= Exercise brief =
Pull out every line in the data that has the string "салымнан" in it.

= Data for this exercise =
= = =
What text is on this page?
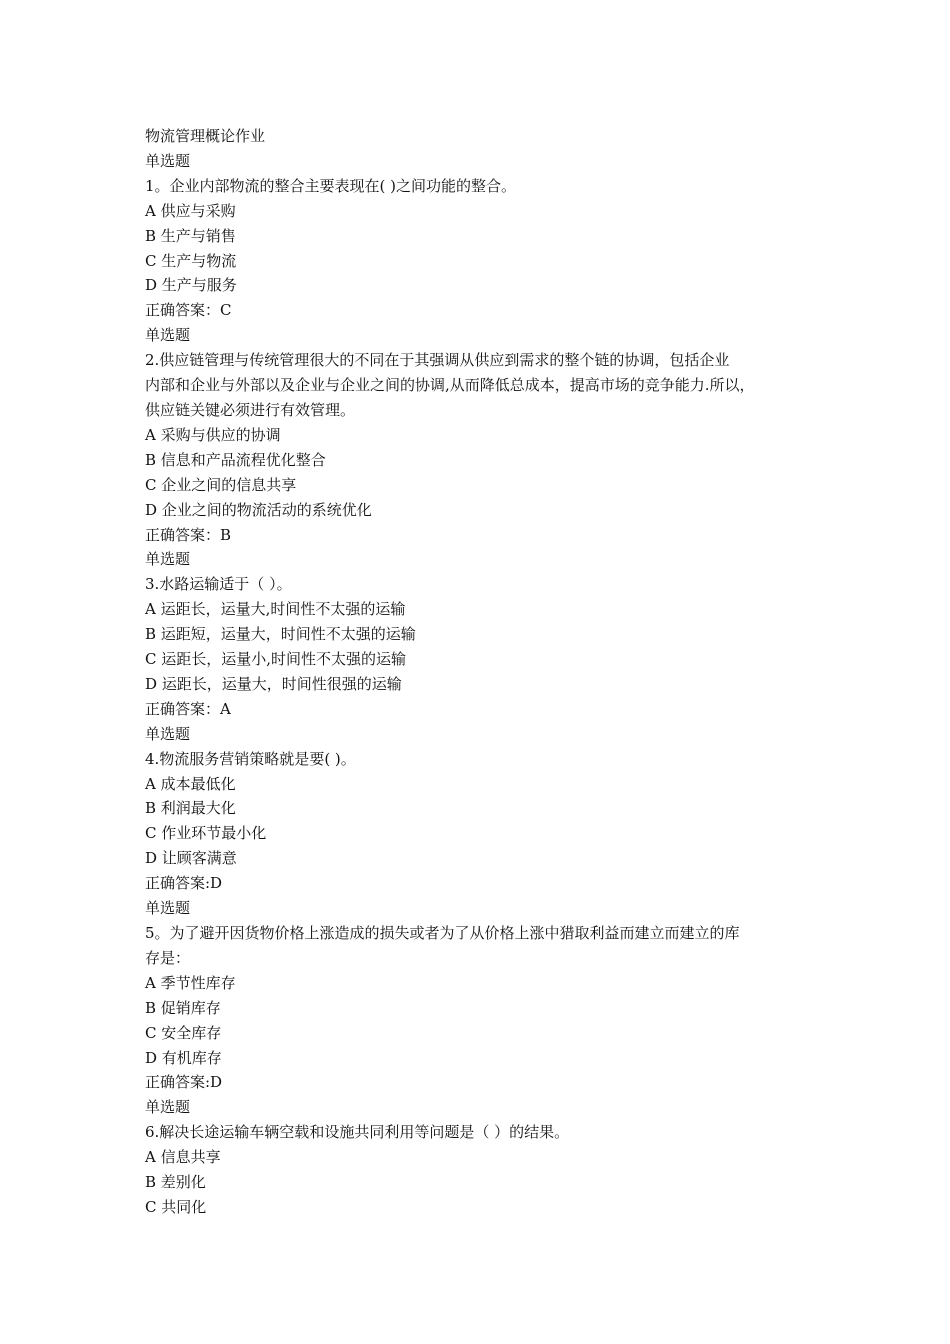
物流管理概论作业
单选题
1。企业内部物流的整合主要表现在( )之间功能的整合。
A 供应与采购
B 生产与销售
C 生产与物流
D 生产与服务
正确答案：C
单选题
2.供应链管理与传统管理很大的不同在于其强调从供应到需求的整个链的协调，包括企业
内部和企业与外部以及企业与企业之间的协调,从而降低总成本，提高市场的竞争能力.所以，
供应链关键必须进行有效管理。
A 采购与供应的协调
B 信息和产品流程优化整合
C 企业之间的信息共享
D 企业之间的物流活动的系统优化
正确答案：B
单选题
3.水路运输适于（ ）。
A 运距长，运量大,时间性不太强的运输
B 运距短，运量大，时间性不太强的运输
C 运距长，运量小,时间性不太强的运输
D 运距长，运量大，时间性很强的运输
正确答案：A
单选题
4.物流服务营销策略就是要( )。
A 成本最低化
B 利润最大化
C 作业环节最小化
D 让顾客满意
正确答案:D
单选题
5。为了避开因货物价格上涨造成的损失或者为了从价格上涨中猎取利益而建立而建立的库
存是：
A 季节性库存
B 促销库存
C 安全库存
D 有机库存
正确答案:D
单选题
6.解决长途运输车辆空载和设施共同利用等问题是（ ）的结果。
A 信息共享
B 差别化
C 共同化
= = =
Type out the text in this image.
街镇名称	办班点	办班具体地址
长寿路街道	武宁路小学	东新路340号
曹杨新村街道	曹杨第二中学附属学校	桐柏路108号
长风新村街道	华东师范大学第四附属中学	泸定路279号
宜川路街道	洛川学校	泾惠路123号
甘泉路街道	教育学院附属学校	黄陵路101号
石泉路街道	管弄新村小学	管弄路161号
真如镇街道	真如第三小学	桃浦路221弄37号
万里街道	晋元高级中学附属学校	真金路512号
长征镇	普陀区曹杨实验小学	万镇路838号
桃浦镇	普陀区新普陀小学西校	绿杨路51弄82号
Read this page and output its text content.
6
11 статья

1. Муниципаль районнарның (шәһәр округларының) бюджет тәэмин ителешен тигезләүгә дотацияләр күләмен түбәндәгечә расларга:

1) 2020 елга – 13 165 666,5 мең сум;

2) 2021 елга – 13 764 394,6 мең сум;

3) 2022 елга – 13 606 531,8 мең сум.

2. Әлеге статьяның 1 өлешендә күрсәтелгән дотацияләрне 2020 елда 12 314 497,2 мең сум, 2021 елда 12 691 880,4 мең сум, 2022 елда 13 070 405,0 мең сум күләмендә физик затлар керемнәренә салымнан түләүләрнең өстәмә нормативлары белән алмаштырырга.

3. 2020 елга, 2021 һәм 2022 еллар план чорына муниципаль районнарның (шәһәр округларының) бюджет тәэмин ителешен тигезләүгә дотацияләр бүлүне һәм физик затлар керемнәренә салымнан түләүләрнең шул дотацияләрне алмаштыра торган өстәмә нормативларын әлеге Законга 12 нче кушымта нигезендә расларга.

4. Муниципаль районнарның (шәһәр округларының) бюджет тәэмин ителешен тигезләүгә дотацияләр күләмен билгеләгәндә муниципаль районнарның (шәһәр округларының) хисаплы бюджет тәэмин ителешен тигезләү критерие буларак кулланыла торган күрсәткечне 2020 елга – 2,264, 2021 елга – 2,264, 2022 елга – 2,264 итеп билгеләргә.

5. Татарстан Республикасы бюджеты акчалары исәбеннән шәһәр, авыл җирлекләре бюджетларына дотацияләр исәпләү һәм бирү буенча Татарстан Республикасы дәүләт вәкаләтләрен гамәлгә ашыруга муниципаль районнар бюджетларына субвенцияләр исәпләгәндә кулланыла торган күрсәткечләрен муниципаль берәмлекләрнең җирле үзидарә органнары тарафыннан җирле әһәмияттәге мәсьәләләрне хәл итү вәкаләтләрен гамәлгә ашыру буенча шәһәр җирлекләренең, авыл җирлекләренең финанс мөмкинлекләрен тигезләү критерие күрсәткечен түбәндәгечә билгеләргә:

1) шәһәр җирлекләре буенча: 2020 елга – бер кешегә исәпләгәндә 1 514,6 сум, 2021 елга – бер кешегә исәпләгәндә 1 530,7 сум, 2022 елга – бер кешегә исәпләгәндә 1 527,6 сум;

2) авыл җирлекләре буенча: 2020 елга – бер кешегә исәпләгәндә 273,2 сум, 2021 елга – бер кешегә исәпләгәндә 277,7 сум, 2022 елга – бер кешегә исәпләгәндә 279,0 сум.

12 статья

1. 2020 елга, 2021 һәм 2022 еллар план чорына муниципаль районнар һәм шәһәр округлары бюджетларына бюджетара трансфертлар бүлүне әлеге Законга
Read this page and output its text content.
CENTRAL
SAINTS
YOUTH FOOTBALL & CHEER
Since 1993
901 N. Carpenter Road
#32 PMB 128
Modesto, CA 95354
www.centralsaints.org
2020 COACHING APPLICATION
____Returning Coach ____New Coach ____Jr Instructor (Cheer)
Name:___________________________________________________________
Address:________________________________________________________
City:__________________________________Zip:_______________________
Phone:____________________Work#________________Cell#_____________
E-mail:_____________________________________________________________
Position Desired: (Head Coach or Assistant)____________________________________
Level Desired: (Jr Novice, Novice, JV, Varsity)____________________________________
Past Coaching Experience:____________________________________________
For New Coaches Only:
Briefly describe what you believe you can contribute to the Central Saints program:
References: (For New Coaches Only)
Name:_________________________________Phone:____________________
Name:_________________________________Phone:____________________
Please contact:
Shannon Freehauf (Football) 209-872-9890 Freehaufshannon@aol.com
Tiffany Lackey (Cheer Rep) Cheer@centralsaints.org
= = =
= Exercise output =
2. Әлеге статьяның 1 өлешендә күрсәтелгән дотацияләрне 2020 елда 12 314 497,2 мең сум, 2021 елда 12 691 880,4 мең сум, 2022 елда 13 070 405,0 мең сум күләмендә физик затлар керемнәренә салымнан түләүләрнең өстәмә нормативлары белән алмаштырырга.
3. 2020 елга, 2021 һәм 2022 еллар план чорына муниципаль районнарның (шәһәр округларының) бюджет тәэмин ителешен тигезләүгә дотацияләр бүлүне һәм физик затлар керемнәренә салымнан түләүләрнең шул дотацияләрне алмаштыра торган өстәмә нормативларын әлеге Законга 12 нче кушымта нигезендә расларга.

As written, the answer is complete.